Starting with the first line of the entries and going on through the line with "document-tab-bar: 未标题-1 @", format those lines as a Markdown table with the columns Row and Line, giving each line a row number and leaving out any blank lines.

☆ ☆ ☆ ☆ ☆ ☆ ☆

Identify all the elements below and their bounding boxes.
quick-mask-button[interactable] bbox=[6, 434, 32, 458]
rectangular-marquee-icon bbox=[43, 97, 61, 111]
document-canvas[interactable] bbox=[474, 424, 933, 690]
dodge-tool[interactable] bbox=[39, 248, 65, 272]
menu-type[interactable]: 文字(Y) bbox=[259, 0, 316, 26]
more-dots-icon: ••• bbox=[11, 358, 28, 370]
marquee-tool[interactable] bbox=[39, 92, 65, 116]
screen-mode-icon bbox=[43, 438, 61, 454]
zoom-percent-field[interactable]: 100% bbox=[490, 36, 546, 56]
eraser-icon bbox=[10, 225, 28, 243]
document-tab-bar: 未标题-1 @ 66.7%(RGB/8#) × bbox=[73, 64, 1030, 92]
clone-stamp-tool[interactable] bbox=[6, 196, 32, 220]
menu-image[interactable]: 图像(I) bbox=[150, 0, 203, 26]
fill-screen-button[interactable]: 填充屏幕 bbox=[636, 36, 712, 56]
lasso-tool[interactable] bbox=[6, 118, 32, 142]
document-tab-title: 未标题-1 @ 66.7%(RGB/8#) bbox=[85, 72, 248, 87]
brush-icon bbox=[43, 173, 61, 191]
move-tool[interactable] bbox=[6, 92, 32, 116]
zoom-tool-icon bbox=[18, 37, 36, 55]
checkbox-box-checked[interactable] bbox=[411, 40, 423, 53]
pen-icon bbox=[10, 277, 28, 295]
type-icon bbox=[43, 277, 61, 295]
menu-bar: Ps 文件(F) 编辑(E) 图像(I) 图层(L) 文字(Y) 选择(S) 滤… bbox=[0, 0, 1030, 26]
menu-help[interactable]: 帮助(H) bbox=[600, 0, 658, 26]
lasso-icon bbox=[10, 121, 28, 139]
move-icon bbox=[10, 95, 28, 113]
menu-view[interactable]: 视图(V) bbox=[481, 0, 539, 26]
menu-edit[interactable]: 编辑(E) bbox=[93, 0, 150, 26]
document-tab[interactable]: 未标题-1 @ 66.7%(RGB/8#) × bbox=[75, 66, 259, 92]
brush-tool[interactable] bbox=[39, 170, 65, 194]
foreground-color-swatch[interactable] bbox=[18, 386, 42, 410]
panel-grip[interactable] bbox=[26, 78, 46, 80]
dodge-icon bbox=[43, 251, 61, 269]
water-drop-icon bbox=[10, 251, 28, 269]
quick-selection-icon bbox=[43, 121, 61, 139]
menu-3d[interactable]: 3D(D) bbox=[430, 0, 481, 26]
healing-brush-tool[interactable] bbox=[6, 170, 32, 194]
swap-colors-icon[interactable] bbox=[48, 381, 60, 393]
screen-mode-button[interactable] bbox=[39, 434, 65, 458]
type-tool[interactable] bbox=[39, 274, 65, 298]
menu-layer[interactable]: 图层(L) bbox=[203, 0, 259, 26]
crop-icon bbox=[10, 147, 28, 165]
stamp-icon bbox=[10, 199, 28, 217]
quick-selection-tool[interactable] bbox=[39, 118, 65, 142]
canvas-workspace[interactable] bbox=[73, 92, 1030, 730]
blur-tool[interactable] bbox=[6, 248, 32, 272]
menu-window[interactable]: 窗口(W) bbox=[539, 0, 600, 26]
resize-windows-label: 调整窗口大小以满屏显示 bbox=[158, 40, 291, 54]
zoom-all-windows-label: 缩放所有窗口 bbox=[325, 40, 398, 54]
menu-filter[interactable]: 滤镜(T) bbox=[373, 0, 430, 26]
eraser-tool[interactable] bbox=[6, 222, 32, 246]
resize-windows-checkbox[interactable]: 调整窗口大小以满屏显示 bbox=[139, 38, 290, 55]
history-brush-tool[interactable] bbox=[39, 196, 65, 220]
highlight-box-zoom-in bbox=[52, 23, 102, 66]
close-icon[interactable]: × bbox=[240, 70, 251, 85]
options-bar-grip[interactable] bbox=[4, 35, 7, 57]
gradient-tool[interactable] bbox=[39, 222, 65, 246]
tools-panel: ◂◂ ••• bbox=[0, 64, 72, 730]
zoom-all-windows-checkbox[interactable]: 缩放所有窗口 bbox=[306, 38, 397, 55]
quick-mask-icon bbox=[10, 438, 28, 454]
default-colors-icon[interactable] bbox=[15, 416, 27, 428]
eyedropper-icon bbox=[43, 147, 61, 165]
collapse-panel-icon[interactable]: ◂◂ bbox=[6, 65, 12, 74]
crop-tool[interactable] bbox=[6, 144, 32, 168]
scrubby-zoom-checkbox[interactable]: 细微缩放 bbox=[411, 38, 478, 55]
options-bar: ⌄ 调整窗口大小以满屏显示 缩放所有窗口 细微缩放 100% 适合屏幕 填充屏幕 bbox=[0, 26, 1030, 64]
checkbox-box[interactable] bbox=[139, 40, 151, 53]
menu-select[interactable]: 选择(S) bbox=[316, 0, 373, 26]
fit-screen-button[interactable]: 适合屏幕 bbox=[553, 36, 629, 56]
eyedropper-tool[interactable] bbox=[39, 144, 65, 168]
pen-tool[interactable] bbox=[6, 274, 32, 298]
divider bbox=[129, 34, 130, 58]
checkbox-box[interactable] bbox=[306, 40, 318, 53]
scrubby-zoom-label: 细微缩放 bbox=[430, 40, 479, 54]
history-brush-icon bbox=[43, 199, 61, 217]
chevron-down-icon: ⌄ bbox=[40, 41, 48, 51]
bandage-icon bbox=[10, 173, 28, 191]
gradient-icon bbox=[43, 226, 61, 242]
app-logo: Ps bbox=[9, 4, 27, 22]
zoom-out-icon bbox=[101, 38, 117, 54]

☆ ☆ ☆ ☆ ☆ ☆ ☆

* Written answer *
| Row | Line |
|---|---|
| 1 | Identify all the elements below and their bounding boxes. |
| 2 | quick-mask-button[interactable] bbox=[6, 434, 32, 458] |
| 3 | rectangular-marquee-icon bbox=[43, 97, 61, 111] |
| 4 | document-canvas[interactable] bbox=[474, 424, 933, 690] |
| 5 | dodge-tool[interactable] bbox=[39, 248, 65, 272] |
| 6 | menu-type[interactable]: 文字(Y) bbox=[259, 0, 316, 26] |
| 7 | more-dots-icon: ••• bbox=[11, 358, 28, 370] |
| 8 | marquee-tool[interactable] bbox=[39, 92, 65, 116] |
| 9 | screen-mode-icon bbox=[43, 438, 61, 454] |
| 10 | zoom-percent-field[interactable]: 100% bbox=[490, 36, 546, 56] |
| 11 | eraser-icon bbox=[10, 225, 28, 243] |
| 12 | document-tab-bar: 未标题-1 @ 66.7%(RGB/8#) × bbox=[73, 64, 1030, 92] |